>> Start Provided data

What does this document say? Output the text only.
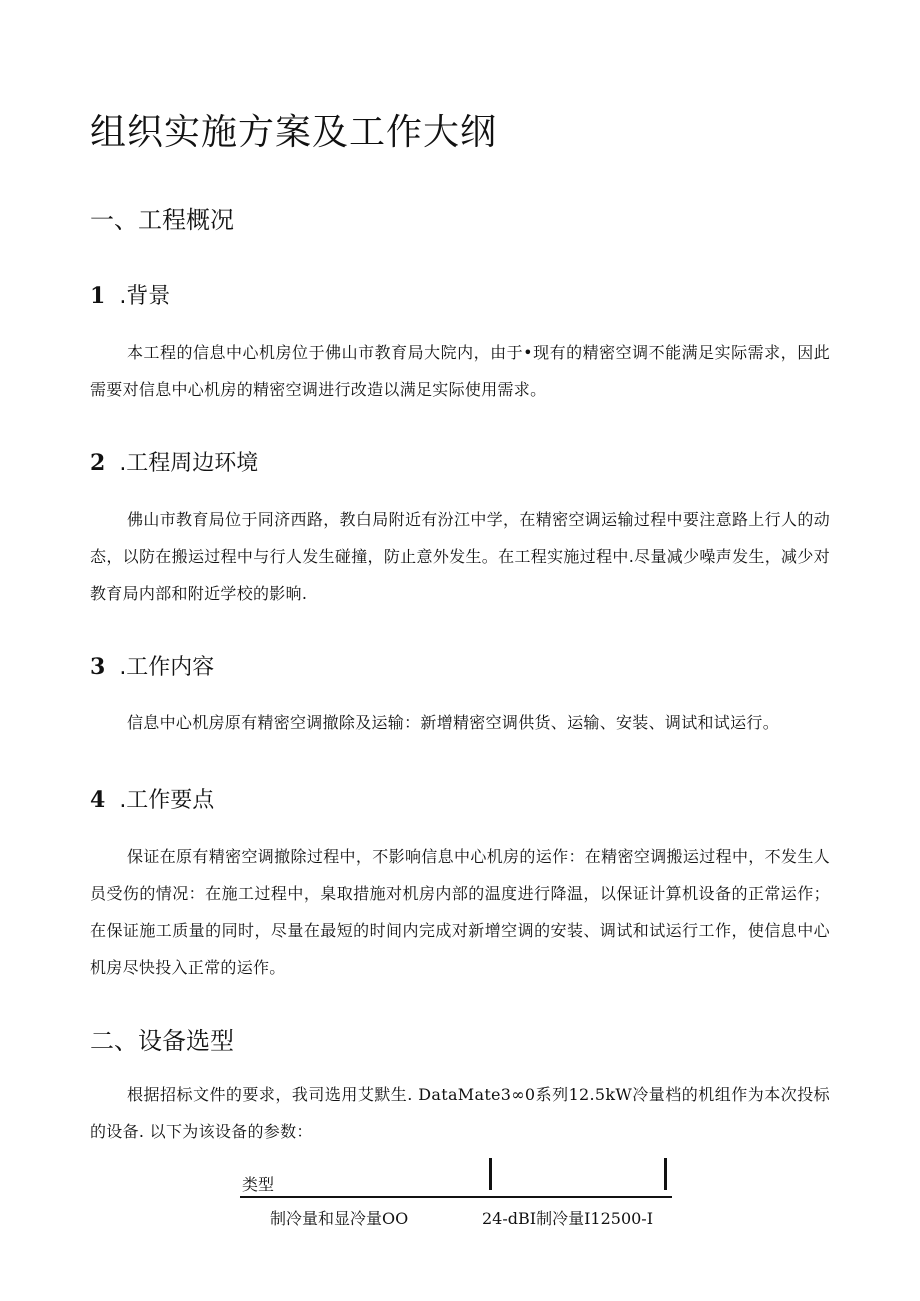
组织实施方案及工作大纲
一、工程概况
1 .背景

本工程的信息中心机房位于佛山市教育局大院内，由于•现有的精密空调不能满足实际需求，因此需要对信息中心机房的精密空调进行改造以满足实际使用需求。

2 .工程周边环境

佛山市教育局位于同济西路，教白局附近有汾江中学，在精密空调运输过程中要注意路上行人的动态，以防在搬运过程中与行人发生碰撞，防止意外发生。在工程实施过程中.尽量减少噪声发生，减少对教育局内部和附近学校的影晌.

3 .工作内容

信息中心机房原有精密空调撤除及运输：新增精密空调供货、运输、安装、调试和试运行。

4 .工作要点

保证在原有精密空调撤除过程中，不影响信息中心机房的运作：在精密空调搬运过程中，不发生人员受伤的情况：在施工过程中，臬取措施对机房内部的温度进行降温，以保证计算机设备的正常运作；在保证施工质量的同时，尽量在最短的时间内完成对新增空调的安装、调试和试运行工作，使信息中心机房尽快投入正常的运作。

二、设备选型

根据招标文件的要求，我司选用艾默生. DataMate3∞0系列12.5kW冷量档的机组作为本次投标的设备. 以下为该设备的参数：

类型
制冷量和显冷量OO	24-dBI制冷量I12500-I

>> End Provided data

What the exercise asks. Reproduce all of the material exactly, apart from the pictures.

Task output.
What does this document say? Output the text only.
组织实施方案及工作大纲
一、工程概况
1 .背景

本工程的信息中心机房位于佛山市教育局大院内，由于•现有的精密空调不能满足实际需求，因此需要对信息中心机房的精密空调进行改造以满足实际使用需求。

2 .工程周边环境

佛山市教育局位于同济西路，教白局附近有汾江中学，在精密空调运输过程中要注意路上行人的动态，以防在搬运过程中与行人发生碰撞，防止意外发生。在工程实施过程中.尽量减少噪声发生，减少对教育局内部和附近学校的影晌.

3 .工作内容

信息中心机房原有精密空调撤除及运输：新增精密空调供货、运输、安装、调试和试运行。

4 .工作要点

保证在原有精密空调撤除过程中，不影响信息中心机房的运作：在精密空调搬运过程中，不发生人员受伤的情况：在施工过程中，臬取措施对机房内部的温度进行降温，以保证计算机设备的正常运作；在保证施工质量的同时，尽量在最短的时间内完成对新增空调的安装、调试和试运行工作，使信息中心机房尽快投入正常的运作。

二、设备选型

根据招标文件的要求，我司选用艾默生. DataMate3∞0系列12.5kW冷量档的机组作为本次投标的设备. 以下为该设备的参数：

类型
制冷量和显冷量OO	24-dBI制冷量I12500-I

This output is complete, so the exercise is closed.